Data records:
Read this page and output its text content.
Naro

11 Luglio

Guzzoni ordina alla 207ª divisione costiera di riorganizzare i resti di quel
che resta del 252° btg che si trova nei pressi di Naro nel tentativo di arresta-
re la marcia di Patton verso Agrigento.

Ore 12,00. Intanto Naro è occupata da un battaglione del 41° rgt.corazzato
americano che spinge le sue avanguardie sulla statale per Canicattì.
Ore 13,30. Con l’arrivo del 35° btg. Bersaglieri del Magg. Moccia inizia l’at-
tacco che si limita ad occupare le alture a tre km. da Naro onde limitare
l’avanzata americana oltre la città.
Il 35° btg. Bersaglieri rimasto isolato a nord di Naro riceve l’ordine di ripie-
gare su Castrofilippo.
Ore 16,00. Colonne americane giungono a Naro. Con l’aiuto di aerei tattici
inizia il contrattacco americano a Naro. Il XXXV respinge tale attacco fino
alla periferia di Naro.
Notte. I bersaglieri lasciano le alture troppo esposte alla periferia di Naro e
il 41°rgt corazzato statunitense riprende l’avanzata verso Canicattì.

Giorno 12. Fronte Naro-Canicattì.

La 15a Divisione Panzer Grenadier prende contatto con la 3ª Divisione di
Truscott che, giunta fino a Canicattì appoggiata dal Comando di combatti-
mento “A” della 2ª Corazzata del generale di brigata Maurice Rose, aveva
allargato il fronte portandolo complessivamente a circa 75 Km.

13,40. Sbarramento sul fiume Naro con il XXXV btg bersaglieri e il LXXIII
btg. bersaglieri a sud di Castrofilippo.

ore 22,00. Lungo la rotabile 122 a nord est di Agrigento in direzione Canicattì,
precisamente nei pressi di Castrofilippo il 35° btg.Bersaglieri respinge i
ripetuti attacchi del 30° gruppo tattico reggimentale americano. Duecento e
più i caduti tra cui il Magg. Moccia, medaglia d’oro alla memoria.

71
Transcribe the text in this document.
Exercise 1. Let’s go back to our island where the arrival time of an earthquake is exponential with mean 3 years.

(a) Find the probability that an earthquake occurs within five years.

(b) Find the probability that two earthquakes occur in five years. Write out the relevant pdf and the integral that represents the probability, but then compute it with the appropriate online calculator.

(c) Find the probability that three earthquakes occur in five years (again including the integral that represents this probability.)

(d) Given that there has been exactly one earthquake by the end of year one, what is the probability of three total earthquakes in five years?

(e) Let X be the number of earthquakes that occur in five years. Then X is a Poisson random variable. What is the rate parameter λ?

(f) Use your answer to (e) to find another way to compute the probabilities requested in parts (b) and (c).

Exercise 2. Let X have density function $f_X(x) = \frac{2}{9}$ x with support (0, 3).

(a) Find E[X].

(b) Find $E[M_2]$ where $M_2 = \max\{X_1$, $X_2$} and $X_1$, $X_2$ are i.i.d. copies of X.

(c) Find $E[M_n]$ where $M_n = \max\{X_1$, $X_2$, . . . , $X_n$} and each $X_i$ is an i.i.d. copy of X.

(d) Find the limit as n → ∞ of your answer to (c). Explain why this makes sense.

WORK REQUIRED:
Pull every line containing the word "respinge" out of the material.

EXERCISE OUTPUT:
inizia il contrattacco americano a Naro. Il XXXV respinge tale attacco fino
precisamente nei pressi di Castrofilippo il 35° btg.Bersaglieri respinge i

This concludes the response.